# Stated task:
Copy every line of the listing below character for character, and leave out the picture lines.

# Entries supplied:
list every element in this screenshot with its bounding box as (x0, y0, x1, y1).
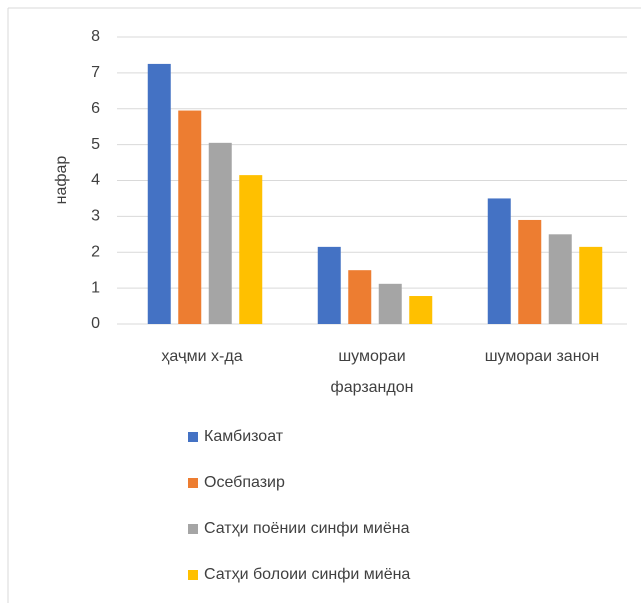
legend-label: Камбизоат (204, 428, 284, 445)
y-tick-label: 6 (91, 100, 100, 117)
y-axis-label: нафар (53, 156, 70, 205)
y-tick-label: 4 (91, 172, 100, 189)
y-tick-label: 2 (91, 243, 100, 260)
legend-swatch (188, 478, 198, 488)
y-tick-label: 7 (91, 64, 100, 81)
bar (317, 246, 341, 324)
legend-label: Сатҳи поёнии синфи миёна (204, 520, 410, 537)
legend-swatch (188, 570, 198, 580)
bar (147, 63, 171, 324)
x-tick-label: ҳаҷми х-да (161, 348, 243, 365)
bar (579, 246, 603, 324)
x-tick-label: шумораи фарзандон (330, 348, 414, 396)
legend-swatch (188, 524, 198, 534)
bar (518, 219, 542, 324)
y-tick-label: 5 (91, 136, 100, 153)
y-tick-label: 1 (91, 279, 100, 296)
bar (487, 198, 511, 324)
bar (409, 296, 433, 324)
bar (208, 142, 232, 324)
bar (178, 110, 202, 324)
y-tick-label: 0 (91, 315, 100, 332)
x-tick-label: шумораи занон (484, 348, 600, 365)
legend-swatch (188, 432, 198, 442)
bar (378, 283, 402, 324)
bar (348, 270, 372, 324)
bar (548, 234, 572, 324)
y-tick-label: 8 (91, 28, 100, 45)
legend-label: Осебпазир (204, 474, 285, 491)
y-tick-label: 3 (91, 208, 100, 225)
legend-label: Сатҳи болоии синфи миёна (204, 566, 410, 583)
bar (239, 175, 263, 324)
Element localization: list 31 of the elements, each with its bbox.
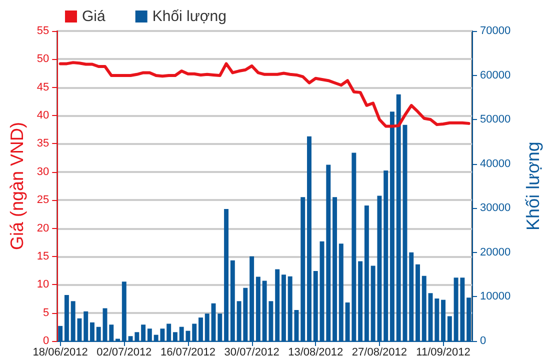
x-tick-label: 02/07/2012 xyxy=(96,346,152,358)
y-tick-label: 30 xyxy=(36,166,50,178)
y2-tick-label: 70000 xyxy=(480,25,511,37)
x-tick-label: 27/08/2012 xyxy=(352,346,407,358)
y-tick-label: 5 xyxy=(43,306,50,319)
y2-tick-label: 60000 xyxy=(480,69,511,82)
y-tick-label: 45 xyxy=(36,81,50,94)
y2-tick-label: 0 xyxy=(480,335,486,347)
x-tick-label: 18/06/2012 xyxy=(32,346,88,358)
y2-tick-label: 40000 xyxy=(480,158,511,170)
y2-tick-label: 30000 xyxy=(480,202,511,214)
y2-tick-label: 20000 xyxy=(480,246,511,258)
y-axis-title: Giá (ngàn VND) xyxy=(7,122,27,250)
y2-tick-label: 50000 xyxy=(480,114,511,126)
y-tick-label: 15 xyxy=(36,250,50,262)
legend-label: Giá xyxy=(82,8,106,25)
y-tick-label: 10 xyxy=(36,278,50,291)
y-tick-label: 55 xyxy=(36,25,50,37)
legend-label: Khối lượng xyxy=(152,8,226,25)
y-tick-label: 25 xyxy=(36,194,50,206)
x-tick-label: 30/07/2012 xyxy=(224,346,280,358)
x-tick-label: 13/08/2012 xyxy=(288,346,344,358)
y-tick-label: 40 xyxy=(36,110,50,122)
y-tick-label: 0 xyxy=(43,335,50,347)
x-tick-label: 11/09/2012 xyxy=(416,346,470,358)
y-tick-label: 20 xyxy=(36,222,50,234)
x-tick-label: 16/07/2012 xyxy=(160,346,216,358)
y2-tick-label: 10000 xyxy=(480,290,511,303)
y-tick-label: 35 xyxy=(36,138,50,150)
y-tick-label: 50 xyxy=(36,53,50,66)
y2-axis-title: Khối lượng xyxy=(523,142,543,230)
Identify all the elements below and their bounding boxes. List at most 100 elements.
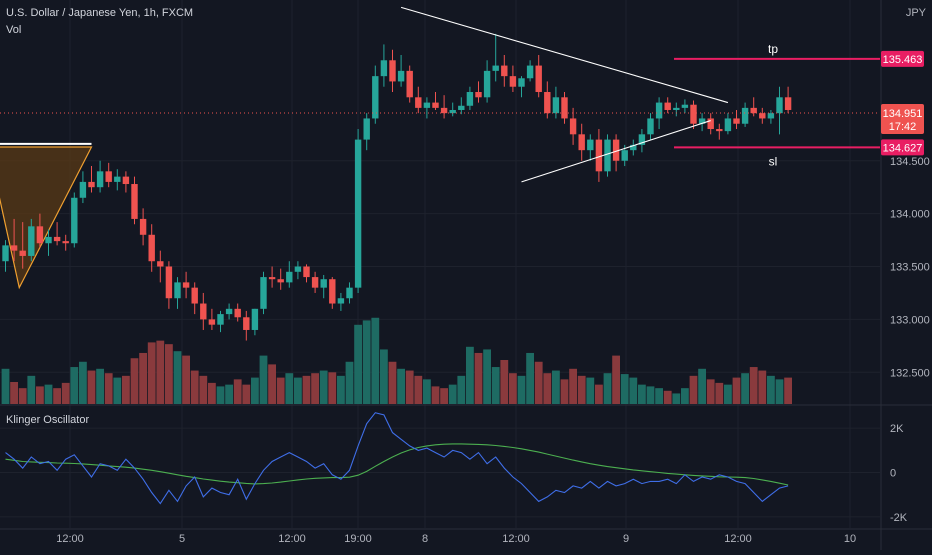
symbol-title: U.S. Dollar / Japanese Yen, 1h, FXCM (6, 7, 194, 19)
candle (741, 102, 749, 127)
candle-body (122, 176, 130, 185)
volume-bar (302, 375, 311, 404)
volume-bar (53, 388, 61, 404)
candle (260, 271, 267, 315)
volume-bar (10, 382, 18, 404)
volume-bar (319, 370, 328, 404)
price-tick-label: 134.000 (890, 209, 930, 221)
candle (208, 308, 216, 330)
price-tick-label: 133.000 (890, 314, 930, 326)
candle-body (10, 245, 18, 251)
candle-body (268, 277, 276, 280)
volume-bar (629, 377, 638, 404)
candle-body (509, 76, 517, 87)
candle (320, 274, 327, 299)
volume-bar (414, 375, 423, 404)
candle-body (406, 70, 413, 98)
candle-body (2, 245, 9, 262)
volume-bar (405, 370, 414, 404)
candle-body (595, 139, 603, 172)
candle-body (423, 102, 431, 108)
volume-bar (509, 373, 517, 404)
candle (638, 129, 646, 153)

# Completed exercise:
list every element in this screenshot with its bounding box as (x0, y0, x1, y1).
legend-label: Камбизоат (204, 428, 284, 445)
y-tick-label: 6 (91, 100, 100, 117)
y-axis-label: нафар (53, 156, 70, 205)
y-tick-label: 4 (91, 172, 100, 189)
y-tick-label: 2 (91, 243, 100, 260)
legend-swatch (188, 478, 198, 488)
y-tick-label: 7 (91, 64, 100, 81)
bar (317, 246, 341, 324)
legend-label: Сатҳи поёнии синфи миёна (204, 520, 410, 537)
legend-swatch (188, 570, 198, 580)
bar (147, 63, 171, 324)
x-tick-label: ҳаҷми х-да (161, 348, 243, 365)
bar (579, 246, 603, 324)
x-tick-label: шумораи фарзандон (330, 348, 414, 396)
legend-swatch (188, 524, 198, 534)
bar (518, 219, 542, 324)
y-tick-label: 5 (91, 136, 100, 153)
y-tick-label: 1 (91, 279, 100, 296)
bar (487, 198, 511, 324)
bar (409, 296, 433, 324)
bar (208, 142, 232, 324)
bar (178, 110, 202, 324)
y-tick-label: 0 (91, 315, 100, 332)
x-tick-label: шумораи занон (484, 348, 600, 365)
legend-swatch (188, 432, 198, 442)
bar (378, 283, 402, 324)
bar (348, 270, 372, 324)
bar (548, 234, 572, 324)
y-tick-label: 8 (91, 28, 100, 45)
legend-label: Осебпазир (204, 474, 285, 491)
y-tick-label: 3 (91, 208, 100, 225)
legend-label: Сатҳи болоии синфи миёна (204, 566, 410, 583)
bar (239, 175, 263, 324)
Element localization: list 31 of the elements, each with its bbox.
x-tick-label: 02/07/2012 xyxy=(96,346,152,358)
y-tick-label: 30 xyxy=(36,166,50,178)
y2-tick-label: 70000 xyxy=(480,25,511,37)
x-tick-label: 27/08/2012 xyxy=(352,346,407,358)
y-tick-label: 5 xyxy=(43,306,50,319)
y2-tick-label: 60000 xyxy=(480,69,511,82)
y-tick-label: 45 xyxy=(36,81,50,94)
y2-tick-label: 0 xyxy=(480,335,486,347)
x-tick-label: 18/06/2012 xyxy=(32,346,88,358)
y2-tick-label: 40000 xyxy=(480,158,511,170)
y2-tick-label: 30000 xyxy=(480,202,511,214)
y2-tick-label: 20000 xyxy=(480,246,511,258)
y-axis-title: Giá (ngàn VND) xyxy=(7,122,27,250)
y2-tick-label: 50000 xyxy=(480,114,511,126)
y-tick-label: 15 xyxy=(36,250,50,262)
legend-label: Giá xyxy=(82,8,106,25)
y-tick-label: 10 xyxy=(36,278,50,291)
y-tick-label: 55 xyxy=(36,25,50,37)
legend-label: Khối lượng xyxy=(152,8,226,25)
y-tick-label: 25 xyxy=(36,194,50,206)
x-tick-label: 30/07/2012 xyxy=(224,346,280,358)
x-tick-label: 13/08/2012 xyxy=(288,346,344,358)
y-tick-label: 40 xyxy=(36,110,50,122)
y-tick-label: 0 xyxy=(43,335,50,347)
x-tick-label: 11/09/2012 xyxy=(416,346,470,358)
y-tick-label: 20 xyxy=(36,222,50,234)
x-tick-label: 16/07/2012 xyxy=(160,346,216,358)
y2-tick-label: 10000 xyxy=(480,290,511,303)
y-tick-label: 35 xyxy=(36,138,50,150)
y-tick-label: 50 xyxy=(36,53,50,66)
y2-axis-title: Khối lượng xyxy=(523,142,543,230)
Identify all the elements below and their bounding boxes. List at most 100 elements.
symbol-title: U.S. Dollar / Japanese Yen, 1h, FXCM (6, 7, 194, 19)
candle (741, 102, 749, 127)
candle-body (122, 176, 130, 185)
volume-bar (302, 375, 311, 404)
volume-bar (53, 388, 61, 404)
candle (260, 271, 267, 315)
volume-bar (10, 382, 18, 404)
volume-bar (319, 370, 328, 404)
price-tick-label: 134.000 (890, 209, 930, 221)
candle (208, 308, 216, 330)
price-tick-label: 133.000 (890, 314, 930, 326)
candle-body (10, 245, 18, 251)
candle-body (268, 277, 276, 280)
volume-bar (629, 377, 638, 404)
candle-body (509, 76, 517, 87)
candle (320, 274, 327, 299)
volume-bar (414, 375, 423, 404)
candle-body (406, 70, 413, 98)
candle-body (2, 245, 9, 262)
volume-bar (405, 370, 414, 404)
candle-body (595, 139, 603, 172)
candle-body (423, 102, 431, 108)
volume-bar (509, 373, 517, 404)
candle (638, 129, 646, 153)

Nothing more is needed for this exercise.